Set exercise
Copy out all the records exactly.

Extracted information
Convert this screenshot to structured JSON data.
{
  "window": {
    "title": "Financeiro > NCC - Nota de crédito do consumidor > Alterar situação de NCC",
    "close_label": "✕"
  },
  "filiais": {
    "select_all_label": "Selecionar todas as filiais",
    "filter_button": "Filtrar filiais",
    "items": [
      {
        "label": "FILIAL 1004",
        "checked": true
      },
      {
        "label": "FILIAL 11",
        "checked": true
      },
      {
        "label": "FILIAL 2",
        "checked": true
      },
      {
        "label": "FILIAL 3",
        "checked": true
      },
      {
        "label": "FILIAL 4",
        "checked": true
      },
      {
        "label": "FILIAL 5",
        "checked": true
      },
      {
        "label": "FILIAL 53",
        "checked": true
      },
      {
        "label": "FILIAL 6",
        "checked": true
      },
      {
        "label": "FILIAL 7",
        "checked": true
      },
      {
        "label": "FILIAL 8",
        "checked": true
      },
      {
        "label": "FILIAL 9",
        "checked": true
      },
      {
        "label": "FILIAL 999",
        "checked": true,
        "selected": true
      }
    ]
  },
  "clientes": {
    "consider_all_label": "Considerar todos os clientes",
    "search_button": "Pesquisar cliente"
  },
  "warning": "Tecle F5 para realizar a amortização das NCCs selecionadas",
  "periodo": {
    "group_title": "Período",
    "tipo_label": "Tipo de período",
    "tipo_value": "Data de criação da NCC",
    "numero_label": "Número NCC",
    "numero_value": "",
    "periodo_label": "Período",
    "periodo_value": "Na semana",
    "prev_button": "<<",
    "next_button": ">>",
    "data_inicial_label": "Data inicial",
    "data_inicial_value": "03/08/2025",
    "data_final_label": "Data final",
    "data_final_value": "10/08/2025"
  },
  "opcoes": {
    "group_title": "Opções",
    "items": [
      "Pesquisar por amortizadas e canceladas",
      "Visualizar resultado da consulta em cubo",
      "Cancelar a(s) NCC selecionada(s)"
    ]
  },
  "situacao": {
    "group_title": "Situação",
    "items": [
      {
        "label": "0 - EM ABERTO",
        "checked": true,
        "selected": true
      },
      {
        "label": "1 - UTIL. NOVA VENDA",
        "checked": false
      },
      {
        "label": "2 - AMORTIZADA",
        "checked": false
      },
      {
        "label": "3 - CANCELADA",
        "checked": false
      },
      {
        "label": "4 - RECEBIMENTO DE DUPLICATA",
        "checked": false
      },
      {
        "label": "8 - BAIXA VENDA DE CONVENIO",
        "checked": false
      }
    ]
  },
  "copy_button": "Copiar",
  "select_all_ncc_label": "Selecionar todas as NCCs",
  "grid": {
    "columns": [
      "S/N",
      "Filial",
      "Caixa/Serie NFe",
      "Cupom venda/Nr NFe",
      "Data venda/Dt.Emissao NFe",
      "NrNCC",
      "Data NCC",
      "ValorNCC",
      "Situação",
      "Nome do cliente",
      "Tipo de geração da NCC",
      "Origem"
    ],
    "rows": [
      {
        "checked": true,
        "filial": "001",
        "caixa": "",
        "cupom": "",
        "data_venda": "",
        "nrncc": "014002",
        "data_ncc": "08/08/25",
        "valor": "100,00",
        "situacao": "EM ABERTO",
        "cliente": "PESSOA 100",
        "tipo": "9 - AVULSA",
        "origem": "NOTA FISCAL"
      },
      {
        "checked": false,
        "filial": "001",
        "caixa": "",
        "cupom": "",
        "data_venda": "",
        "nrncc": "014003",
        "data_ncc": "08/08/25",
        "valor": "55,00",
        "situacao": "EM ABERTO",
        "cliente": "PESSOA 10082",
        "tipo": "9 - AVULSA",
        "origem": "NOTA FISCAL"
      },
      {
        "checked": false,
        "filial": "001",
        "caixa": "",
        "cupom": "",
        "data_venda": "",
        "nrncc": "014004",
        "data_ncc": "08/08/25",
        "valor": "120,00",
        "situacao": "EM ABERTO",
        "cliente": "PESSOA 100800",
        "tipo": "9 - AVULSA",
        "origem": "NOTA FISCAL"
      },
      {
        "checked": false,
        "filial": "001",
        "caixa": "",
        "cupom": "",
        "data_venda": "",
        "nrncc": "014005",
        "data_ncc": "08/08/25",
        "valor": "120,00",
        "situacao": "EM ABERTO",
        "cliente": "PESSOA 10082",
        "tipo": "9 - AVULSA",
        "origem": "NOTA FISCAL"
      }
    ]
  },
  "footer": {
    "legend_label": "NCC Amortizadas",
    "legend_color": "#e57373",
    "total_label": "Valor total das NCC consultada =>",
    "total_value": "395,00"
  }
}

Exercise response
Convert this screenshot to structured JSON data.
{
  "window": {
    "title": "Financeiro > NCC - Nota de crédito do consumidor > Alterar situação de NCC",
    "close_label": "✕"
  },
  "filiais": {
    "select_all_label": "Selecionar todas as filiais",
    "filter_button": "Filtrar filiais",
    "items": [
      {
        "label": "FILIAL 1004",
        "checked": true
      },
      {
        "label": "FILIAL 11",
        "checked": true
      },
      {
        "label": "FILIAL 2",
        "checked": true
      },
      {
        "label": "FILIAL 3",
        "checked": true
      },
      {
        "label": "FILIAL 4",
        "checked": true
      },
      {
        "label": "FILIAL 5",
        "checked": true
      },
      {
        "label": "FILIAL 53",
        "checked": true
      },
      {
        "label": "FILIAL 6",
        "checked": true
      },
      {
        "label": "FILIAL 7",
        "checked": true
      },
      {
        "label": "FILIAL 8",
        "checked": true
      },
      {
        "label": "FILIAL 9",
        "checked": true
      },
      {
        "label": "FILIAL 999",
        "checked": true,
        "selected": true
      }
    ]
  },
  "clientes": {
    "consider_all_label": "Considerar todos os clientes",
    "search_button": "Pesquisar cliente"
  },
  "warning": "Tecle F5 para realizar a amortização das NCCs selecionadas",
  "periodo": {
    "group_title": "Período",
    "tipo_label": "Tipo de período",
    "tipo_value": "Data de criação da NCC",
    "numero_label": "Número NCC",
    "numero_value": "",
    "periodo_label": "Período",
    "periodo_value": "Na semana",
    "prev_button": "<<",
    "next_button": ">>",
    "data_inicial_label": "Data inicial",
    "data_inicial_value": "03/08/2025",
    "data_final_label": "Data final",
    "data_final_value": "10/08/2025"
  },
  "opcoes": {
    "group_title": "Opções",
    "items": [
      "Pesquisar por amortizadas e canceladas",
      "Visualizar resultado da consulta em cubo",
      "Cancelar a(s) NCC selecionada(s)"
    ]
  },
  "situacao": {
    "group_title": "Situação",
    "items": [
      {
        "label": "0 - EM ABERTO",
        "checked": true,
        "selected": true
      },
      {
        "label": "1 - UTIL. NOVA VENDA",
        "checked": false
      },
      {
        "label": "2 - AMORTIZADA",
        "checked": false
      },
      {
        "label": "3 - CANCELADA",
        "checked": false
      },
      {
        "label": "4 - RECEBIMENTO DE DUPLICATA",
        "checked": false
      },
      {
        "label": "8 - BAIXA VENDA DE CONVENIO",
        "checked": false
      }
    ]
  },
  "copy_button": "Copiar",
  "select_all_ncc_label": "Selecionar todas as NCCs",
  "grid": {
    "columns": [
      "S/N",
      "Filial",
      "Caixa/Serie NFe",
      "Cupom venda/Nr NFe",
      "Data venda/Dt.Emissao NFe",
      "NrNCC",
      "Data NCC",
      "ValorNCC",
      "Situação",
      "Nome do cliente",
      "Tipo de geração da NCC",
      "Origem"
    ],
    "rows": [
      {
        "checked": true,
        "filial": "001",
        "caixa": "",
        "cupom": "",
        "data_venda": "",
        "nrncc": "014002",
        "data_ncc": "08/08/25",
        "valor": "100,00",
        "situacao": "EM ABERTO",
        "cliente": "PESSOA 100",
        "tipo": "9 - AVULSA",
        "origem": "NOTA FISCAL"
      },
      {
        "checked": false,
        "filial": "001",
        "caixa": "",
        "cupom": "",
        "data_venda": "",
        "nrncc": "014003",
        "data_ncc": "08/08/25",
        "valor": "55,00",
        "situacao": "EM ABERTO",
        "cliente": "PESSOA 10082",
        "tipo": "9 - AVULSA",
        "origem": "NOTA FISCAL"
      },
      {
        "checked": false,
        "filial": "001",
        "caixa": "",
        "cupom": "",
        "data_venda": "",
        "nrncc": "014004",
        "data_ncc": "08/08/25",
        "valor": "120,00",
        "situacao": "EM ABERTO",
        "cliente": "PESSOA 100800",
        "tipo": "9 - AVULSA",
        "origem": "NOTA FISCAL"
      },
      {
        "checked": false,
        "filial": "001",
        "caixa": "",
        "cupom": "",
        "data_venda": "",
        "nrncc": "014005",
        "data_ncc": "08/08/25",
        "valor": "120,00",
        "situacao": "EM ABERTO",
        "cliente": "PESSOA 10082",
        "tipo": "9 - AVULSA",
        "origem": "NOTA FISCAL"
      }
    ]
  },
  "footer": {
    "legend_label": "NCC Amortizadas",
    "legend_color": "#e57373",
    "total_label": "Valor total das NCC consultada =>",
    "total_value": "395,00"
  }
}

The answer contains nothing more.